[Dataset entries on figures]

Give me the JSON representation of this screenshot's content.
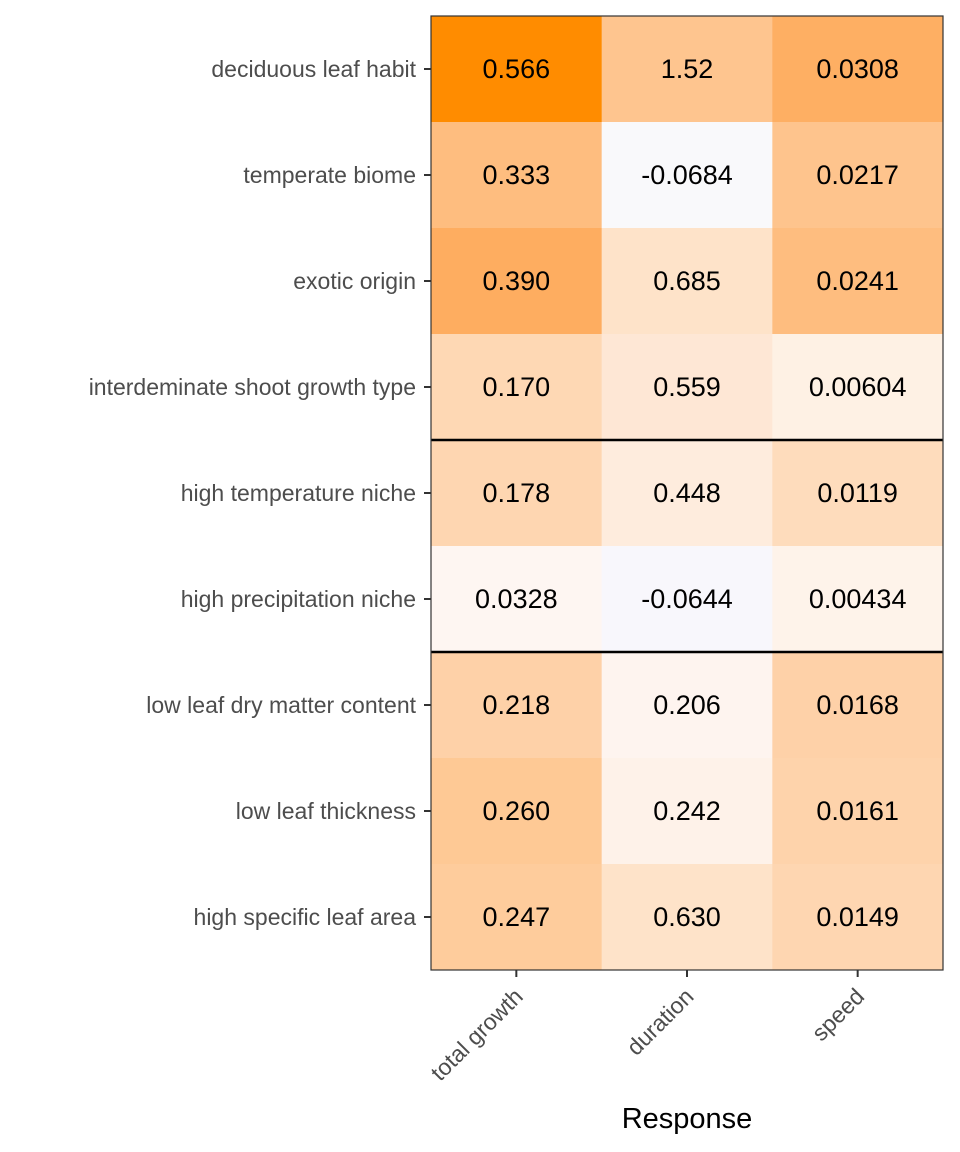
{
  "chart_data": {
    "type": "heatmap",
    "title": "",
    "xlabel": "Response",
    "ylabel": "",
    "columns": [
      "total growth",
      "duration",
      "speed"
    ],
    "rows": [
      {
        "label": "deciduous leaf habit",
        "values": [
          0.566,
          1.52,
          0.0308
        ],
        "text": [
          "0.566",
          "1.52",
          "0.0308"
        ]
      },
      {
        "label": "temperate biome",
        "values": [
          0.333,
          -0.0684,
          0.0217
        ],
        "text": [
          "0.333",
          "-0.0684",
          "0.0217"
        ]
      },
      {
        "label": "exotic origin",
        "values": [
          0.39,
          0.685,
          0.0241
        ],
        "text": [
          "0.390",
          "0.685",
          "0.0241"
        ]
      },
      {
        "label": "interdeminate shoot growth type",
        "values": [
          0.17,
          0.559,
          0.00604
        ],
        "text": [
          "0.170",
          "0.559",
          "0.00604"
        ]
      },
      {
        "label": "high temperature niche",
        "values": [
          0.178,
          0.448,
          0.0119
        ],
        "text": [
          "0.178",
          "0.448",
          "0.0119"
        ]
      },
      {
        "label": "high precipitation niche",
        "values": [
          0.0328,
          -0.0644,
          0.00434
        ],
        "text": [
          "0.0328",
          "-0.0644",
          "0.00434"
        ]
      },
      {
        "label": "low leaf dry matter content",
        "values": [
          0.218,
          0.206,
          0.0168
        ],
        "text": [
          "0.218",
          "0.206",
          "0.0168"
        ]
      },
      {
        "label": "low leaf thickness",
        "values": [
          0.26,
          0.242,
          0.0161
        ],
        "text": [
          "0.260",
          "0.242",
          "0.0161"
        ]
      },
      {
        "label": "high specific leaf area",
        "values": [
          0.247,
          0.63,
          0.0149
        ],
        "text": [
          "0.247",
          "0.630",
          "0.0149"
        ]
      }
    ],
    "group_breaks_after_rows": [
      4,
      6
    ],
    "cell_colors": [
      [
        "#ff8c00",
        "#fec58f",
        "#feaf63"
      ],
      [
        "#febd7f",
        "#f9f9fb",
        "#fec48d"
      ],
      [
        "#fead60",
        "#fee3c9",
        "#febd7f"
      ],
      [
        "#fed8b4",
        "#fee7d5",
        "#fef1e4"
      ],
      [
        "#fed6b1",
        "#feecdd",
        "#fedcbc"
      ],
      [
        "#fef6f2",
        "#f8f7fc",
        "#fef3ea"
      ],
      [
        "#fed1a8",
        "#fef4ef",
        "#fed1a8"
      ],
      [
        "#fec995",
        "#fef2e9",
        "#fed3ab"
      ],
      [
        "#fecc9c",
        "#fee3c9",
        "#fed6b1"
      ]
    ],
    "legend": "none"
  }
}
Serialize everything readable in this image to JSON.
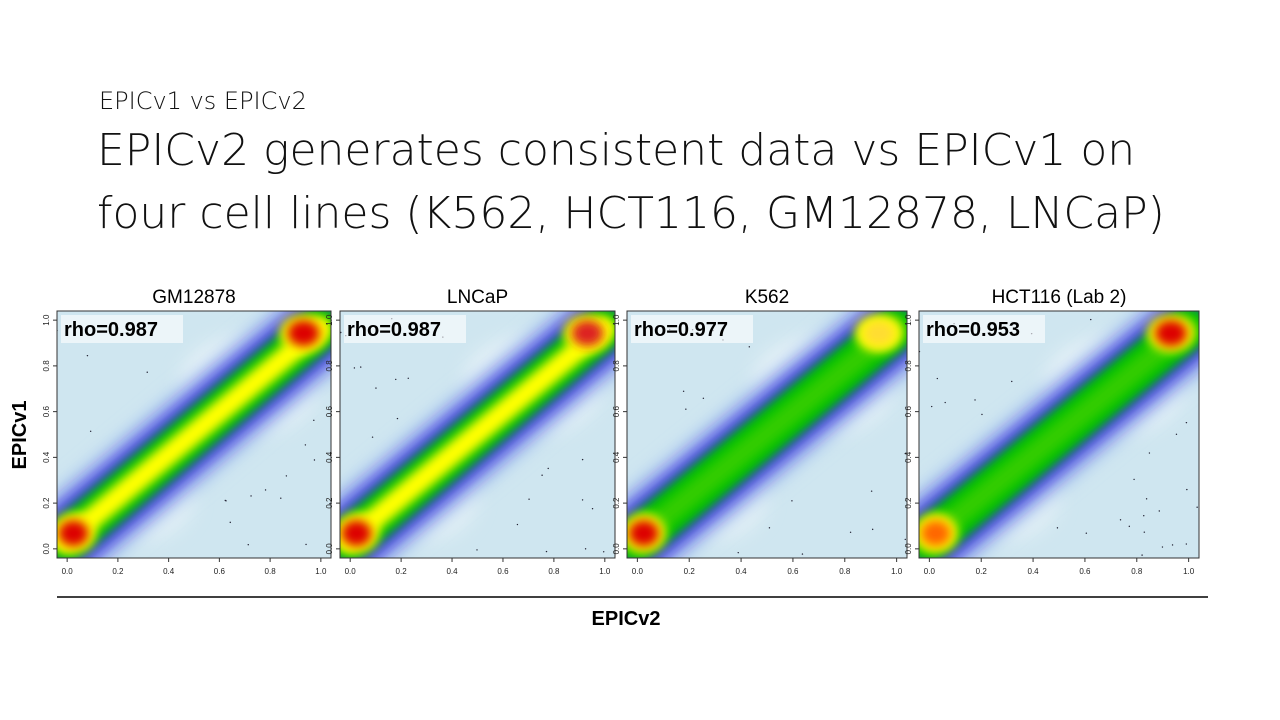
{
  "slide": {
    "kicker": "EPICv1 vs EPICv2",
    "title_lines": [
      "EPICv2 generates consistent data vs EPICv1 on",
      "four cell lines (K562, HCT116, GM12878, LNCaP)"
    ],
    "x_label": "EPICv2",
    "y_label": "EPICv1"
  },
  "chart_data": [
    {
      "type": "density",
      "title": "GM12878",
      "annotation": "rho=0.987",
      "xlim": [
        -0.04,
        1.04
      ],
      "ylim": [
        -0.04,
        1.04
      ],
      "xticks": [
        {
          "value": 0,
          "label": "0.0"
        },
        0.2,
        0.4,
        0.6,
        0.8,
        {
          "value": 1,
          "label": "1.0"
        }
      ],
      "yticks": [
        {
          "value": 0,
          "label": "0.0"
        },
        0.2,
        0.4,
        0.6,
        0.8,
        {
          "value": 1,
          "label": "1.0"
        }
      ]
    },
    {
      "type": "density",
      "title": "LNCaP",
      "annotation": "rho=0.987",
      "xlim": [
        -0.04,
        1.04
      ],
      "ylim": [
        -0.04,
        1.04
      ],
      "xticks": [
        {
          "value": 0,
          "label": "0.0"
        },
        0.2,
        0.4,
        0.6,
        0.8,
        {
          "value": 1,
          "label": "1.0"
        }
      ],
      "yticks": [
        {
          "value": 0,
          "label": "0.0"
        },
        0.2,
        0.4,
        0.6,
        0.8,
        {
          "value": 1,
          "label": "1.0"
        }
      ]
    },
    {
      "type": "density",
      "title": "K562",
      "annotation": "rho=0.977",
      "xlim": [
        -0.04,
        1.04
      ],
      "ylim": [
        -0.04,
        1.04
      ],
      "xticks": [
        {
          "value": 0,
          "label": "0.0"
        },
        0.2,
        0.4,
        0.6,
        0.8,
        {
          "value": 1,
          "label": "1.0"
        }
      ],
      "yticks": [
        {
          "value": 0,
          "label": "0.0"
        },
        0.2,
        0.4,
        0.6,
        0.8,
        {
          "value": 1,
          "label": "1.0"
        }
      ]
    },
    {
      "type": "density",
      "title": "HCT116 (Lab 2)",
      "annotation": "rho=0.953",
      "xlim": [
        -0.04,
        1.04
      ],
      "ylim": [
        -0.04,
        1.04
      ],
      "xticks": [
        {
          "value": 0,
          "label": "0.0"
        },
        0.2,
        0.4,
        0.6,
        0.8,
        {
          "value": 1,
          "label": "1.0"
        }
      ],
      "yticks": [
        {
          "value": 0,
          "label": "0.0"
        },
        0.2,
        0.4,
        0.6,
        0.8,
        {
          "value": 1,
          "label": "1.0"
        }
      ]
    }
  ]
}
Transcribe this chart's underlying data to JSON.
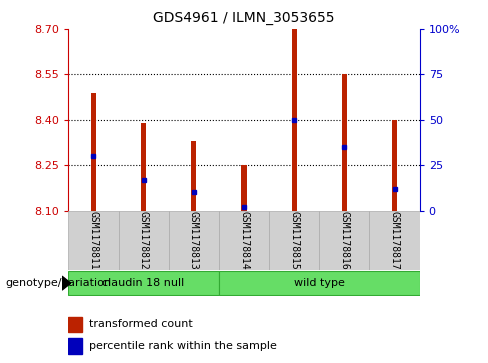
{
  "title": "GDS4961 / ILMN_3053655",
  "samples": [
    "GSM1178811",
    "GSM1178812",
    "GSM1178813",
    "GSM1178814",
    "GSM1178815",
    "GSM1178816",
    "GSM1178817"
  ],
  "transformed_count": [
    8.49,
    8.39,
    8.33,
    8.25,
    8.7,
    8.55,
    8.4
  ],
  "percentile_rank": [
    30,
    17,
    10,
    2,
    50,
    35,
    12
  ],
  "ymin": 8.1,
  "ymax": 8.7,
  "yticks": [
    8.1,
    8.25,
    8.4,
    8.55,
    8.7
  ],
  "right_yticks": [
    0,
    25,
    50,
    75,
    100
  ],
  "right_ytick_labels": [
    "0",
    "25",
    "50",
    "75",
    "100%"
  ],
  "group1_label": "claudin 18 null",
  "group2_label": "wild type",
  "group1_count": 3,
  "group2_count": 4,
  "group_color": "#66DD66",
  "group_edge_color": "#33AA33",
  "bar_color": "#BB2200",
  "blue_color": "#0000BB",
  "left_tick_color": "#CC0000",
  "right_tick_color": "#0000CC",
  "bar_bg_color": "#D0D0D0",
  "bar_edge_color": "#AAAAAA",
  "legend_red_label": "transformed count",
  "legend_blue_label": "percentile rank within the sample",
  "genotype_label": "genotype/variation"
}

To be done>
Emit the lines from the line containing "Transcribe this chart's" to the final line of the material, inclusive, exactly as written; pictures are excluded.

Response>
Transcribe this chart's underlying data to JSON.
{
  "title": "GDS4961 / ILMN_3053655",
  "samples": [
    "GSM1178811",
    "GSM1178812",
    "GSM1178813",
    "GSM1178814",
    "GSM1178815",
    "GSM1178816",
    "GSM1178817"
  ],
  "transformed_count": [
    8.49,
    8.39,
    8.33,
    8.25,
    8.7,
    8.55,
    8.4
  ],
  "percentile_rank": [
    30,
    17,
    10,
    2,
    50,
    35,
    12
  ],
  "ymin": 8.1,
  "ymax": 8.7,
  "yticks": [
    8.1,
    8.25,
    8.4,
    8.55,
    8.7
  ],
  "right_yticks": [
    0,
    25,
    50,
    75,
    100
  ],
  "right_ytick_labels": [
    "0",
    "25",
    "50",
    "75",
    "100%"
  ],
  "group1_label": "claudin 18 null",
  "group2_label": "wild type",
  "group1_count": 3,
  "group2_count": 4,
  "group_color": "#66DD66",
  "group_edge_color": "#33AA33",
  "bar_color": "#BB2200",
  "blue_color": "#0000BB",
  "left_tick_color": "#CC0000",
  "right_tick_color": "#0000CC",
  "bar_bg_color": "#D0D0D0",
  "bar_edge_color": "#AAAAAA",
  "legend_red_label": "transformed count",
  "legend_blue_label": "percentile rank within the sample",
  "genotype_label": "genotype/variation"
}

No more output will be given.